**Task prompt**: Recast every line of the rows below as a single numbered list, omitting blank lines. Leave the picture placeholders out of the list.

[Element location listings]
^^^^^^^^^^^^^^^^

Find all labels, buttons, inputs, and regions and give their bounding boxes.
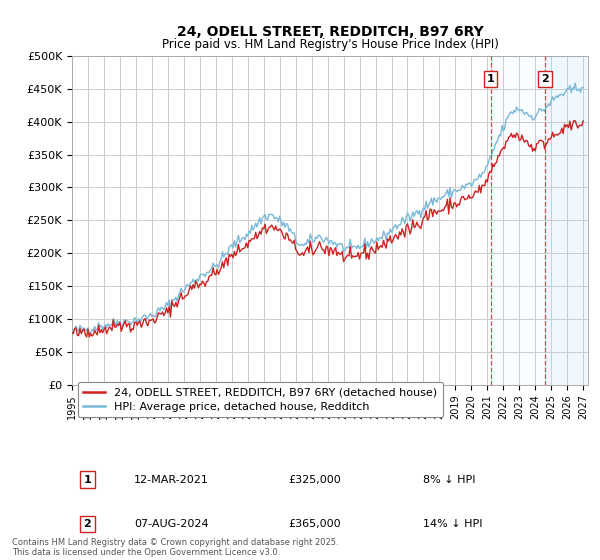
- Bar: [491, 56, 545, 385]
- Text: 8% ↓ HPI: 8% ↓ HPI: [423, 475, 475, 485]
- Text: 07-AUG-2024: 07-AUG-2024: [134, 519, 209, 529]
- Text: 14% ↓ HPI: 14% ↓ HPI: [423, 519, 482, 529]
- Text: 12-MAR-2021: 12-MAR-2021: [134, 475, 209, 485]
- Text: 2: 2: [541, 74, 549, 84]
- Text: Contains HM Land Registry data © Crown copyright and database right 2025.
This d: Contains HM Land Registry data © Crown c…: [12, 538, 338, 557]
- Text: 1: 1: [487, 74, 494, 84]
- Legend: 24, ODELL STREET, REDDITCH, B97 6RY (detached house), HPI: Average price, detach: 24, ODELL STREET, REDDITCH, B97 6RY (det…: [77, 382, 443, 417]
- Text: £365,000: £365,000: [289, 519, 341, 529]
- Text: 24, ODELL STREET, REDDITCH, B97 6RY: 24, ODELL STREET, REDDITCH, B97 6RY: [176, 25, 484, 39]
- Bar: [545, 56, 586, 385]
- Text: £325,000: £325,000: [289, 475, 341, 485]
- Text: 1: 1: [83, 475, 91, 485]
- Text: Price paid vs. HM Land Registry's House Price Index (HPI): Price paid vs. HM Land Registry's House …: [161, 38, 499, 51]
- Text: 2: 2: [83, 519, 91, 529]
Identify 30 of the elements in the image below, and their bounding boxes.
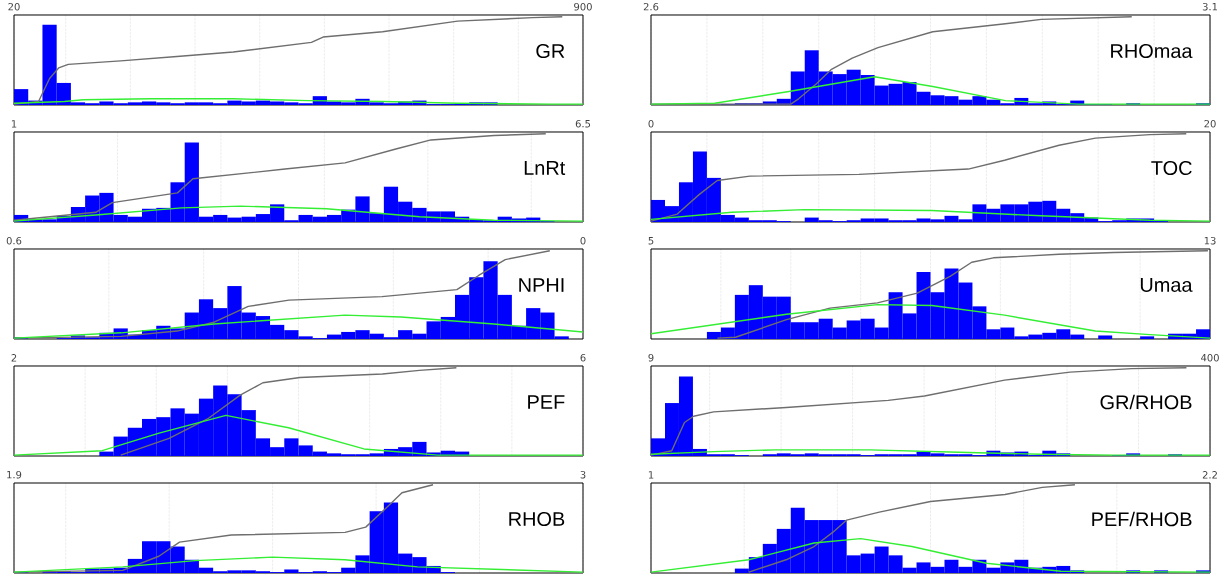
text: RHOB [509, 511, 565, 527]
x-tick-label: 2 [11, 354, 17, 362]
x-tick-label: 3.1 [1202, 2, 1218, 11]
x-tick-label: 1.9 [7, 470, 22, 479]
text: RHOmaa [1111, 43, 1193, 59]
x-tick-label: 400 [1200, 353, 1219, 362]
x-tick-label: 5 [648, 237, 654, 245]
x-tick-label: 20 [8, 2, 20, 11]
x-tick-label: 1 [11, 120, 17, 128]
x-tick-label: 1 [648, 471, 654, 479]
text: GR/RHOB [1100, 394, 1192, 410]
text: PEF [528, 395, 565, 409]
text: PEF/RHOB [1092, 511, 1192, 527]
text: Umaa [1140, 278, 1193, 292]
text: GR [536, 43, 565, 59]
x-tick-label: 2.2 [1202, 471, 1217, 479]
x-tick-label: 900 [574, 2, 592, 11]
x-tick-label: 0 [648, 119, 654, 128]
text: LnRt [524, 161, 566, 175]
x-tick-label: 0.6 [6, 236, 22, 245]
x-tick-label: 2.6 [643, 2, 659, 11]
x-tick-label: 13 [1204, 236, 1216, 245]
text: TOC [1151, 160, 1192, 176]
x-tick-label: 0 [580, 236, 586, 245]
x-tick-label: 3 [580, 470, 586, 479]
x-tick-label: 6.5 [575, 119, 591, 128]
x-tick-label: 9 [648, 353, 654, 362]
x-tick-label: 6 [580, 353, 586, 362]
x-tick-label: 20 [1204, 119, 1216, 128]
text: NPHI [519, 278, 564, 292]
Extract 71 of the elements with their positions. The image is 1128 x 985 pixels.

^^^^^^^^^^^^^^^^

**Result of this task**:
1. Find all labels, buttons, inputs, and regions and give their bounding boxes.
2. - Bar: [491, 56, 545, 385]
3. - Text: 8% ↓ HPI: 8% ↓ HPI: [423, 475, 475, 485]
4. - Text: 07-AUG-2024: 07-AUG-2024: [134, 519, 209, 529]
5. - Text: 14% ↓ HPI: 14% ↓ HPI: [423, 519, 482, 529]
6. - Text: 12-MAR-2021: 12-MAR-2021: [134, 475, 209, 485]
7. - Text: 2: 2: [541, 74, 549, 84]
8. - Text: Contains HM Land Registry data © Crown copyright and database right 2025.
9. This d: Contains HM Land Registry data © Crown c…: [12, 538, 338, 557]
10. - Text: 1: 1: [487, 74, 494, 84]
11. - Legend: 24, ODELL STREET, REDDITCH, B97 6RY (detached house), HPI: Average price, detach: 24, ODELL STREET, REDDITCH, B97 6RY (det…: [77, 382, 443, 417]
12. - Text: £365,000: £365,000: [289, 519, 341, 529]
13. - Text: 24, ODELL STREET, REDDITCH, B97 6RY: 24, ODELL STREET, REDDITCH, B97 6RY: [176, 25, 484, 39]
14. - Bar: [545, 56, 586, 385]
15. - Text: £325,000: £325,000: [289, 475, 341, 485]
16. - Text: 1: 1: [83, 475, 91, 485]
17. - Text: Price paid vs. HM Land Registry's House Price Index (HPI): Price paid vs. HM Land Registry's House …: [161, 38, 499, 51]
18. - Text: 2: 2: [83, 519, 91, 529]
19. Identify 30 of the elements in the image below, and their bounding boxes.
20. text: RHOB [509, 511, 565, 527]
21. x-tick-label: 2 [11, 354, 17, 362]
22. x-tick-label: 3.1 [1202, 2, 1218, 11]
23. x-tick-label: 1.9 [7, 470, 22, 479]
24. text: RHOmaa [1111, 43, 1193, 59]
25. x-tick-label: 400 [1200, 353, 1219, 362]
26. x-tick-label: 5 [648, 237, 654, 245]
27. x-tick-label: 20 [8, 2, 20, 11]
28. x-tick-label: 1 [11, 120, 17, 128]
29. x-tick-label: 1 [648, 471, 654, 479]
30. text: GR/RHOB [1100, 394, 1192, 410]
31. text: PEF [528, 395, 565, 409]
32. text: PEF/RHOB [1092, 511, 1192, 527]
33. text: Umaa [1140, 278, 1193, 292]
34. text: GR [536, 43, 565, 59]
35. x-tick-label: 2.2 [1202, 471, 1217, 479]
36. x-tick-label: 900 [574, 2, 592, 11]
37. x-tick-label: 0 [648, 119, 654, 128]
38. text: LnRt [524, 161, 566, 175]
39. x-tick-label: 0.6 [6, 236, 22, 245]
40. x-tick-label: 2.6 [643, 2, 659, 11]
41. x-tick-label: 13 [1204, 236, 1216, 245]
42. text: TOC [1151, 160, 1192, 176]
43. x-tick-label: 0 [580, 236, 586, 245]
44. x-tick-label: 3 [580, 470, 586, 479]
45. x-tick-label: 6.5 [575, 119, 591, 128]
46. x-tick-label: 9 [648, 353, 654, 362]
47. x-tick-label: 6 [580, 353, 586, 362]
48. x-tick-label: 20 [1204, 119, 1216, 128]
49. text: NPHI [519, 278, 564, 292]
50. Extract 71 of the elements with their positions. The image is 1128 x 985 pixels.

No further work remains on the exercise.